* [Work to be completed]
Write out each line in which the string "copyright" is present.

* [Stored records]

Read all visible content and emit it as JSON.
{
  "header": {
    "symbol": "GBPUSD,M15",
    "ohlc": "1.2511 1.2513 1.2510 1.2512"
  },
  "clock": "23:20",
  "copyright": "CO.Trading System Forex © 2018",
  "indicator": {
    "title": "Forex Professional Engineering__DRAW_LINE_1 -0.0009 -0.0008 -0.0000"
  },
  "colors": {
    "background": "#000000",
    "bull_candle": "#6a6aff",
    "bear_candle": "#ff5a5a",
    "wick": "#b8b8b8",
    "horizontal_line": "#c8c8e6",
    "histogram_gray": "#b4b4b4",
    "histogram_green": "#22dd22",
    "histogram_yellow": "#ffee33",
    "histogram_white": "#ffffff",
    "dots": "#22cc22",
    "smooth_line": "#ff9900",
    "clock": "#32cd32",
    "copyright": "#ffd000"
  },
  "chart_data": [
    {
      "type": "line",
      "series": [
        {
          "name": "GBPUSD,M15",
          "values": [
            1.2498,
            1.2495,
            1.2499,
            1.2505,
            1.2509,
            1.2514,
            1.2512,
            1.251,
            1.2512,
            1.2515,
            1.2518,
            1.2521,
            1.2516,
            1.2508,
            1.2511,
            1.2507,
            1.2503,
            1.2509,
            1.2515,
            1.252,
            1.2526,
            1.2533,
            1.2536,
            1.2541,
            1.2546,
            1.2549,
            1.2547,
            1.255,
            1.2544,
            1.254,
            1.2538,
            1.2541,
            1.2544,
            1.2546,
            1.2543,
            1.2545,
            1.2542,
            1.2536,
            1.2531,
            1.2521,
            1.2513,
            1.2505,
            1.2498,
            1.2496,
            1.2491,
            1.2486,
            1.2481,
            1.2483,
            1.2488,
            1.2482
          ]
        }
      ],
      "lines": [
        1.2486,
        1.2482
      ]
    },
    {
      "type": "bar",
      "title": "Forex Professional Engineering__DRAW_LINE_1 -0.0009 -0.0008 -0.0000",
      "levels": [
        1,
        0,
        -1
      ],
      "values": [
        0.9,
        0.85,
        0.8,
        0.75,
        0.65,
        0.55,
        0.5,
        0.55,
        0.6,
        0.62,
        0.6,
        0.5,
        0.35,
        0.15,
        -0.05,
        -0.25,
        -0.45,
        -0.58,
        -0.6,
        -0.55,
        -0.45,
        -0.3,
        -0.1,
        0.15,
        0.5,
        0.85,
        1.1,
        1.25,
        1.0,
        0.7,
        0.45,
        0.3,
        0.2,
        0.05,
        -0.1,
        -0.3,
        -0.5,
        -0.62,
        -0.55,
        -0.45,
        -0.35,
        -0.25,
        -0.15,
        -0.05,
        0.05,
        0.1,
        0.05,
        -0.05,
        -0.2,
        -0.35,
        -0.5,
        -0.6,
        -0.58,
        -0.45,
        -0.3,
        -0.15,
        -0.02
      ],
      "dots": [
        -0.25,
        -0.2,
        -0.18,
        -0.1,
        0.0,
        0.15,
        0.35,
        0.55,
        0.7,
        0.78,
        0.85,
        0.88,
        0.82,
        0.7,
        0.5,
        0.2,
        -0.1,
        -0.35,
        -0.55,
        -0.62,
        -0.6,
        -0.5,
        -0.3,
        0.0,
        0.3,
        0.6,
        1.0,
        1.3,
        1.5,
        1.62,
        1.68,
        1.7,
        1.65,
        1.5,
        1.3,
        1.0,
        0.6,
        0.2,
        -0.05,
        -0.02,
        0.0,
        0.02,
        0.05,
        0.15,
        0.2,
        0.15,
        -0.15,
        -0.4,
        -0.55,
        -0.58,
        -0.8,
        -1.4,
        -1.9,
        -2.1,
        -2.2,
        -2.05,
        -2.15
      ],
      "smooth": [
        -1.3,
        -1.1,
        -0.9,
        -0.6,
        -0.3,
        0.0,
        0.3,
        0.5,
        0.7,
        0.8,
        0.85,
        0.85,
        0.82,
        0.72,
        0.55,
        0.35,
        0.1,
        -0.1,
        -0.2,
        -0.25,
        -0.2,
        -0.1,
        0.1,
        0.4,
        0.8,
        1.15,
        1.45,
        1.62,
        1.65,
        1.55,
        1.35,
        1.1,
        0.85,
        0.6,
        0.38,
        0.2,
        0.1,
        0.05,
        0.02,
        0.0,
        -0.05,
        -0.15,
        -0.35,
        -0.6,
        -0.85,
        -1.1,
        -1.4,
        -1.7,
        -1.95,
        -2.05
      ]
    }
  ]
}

* [Output of the task]
  "copyright": "CO.Trading System Forex © 2018",
    "copyright": "#ffd000"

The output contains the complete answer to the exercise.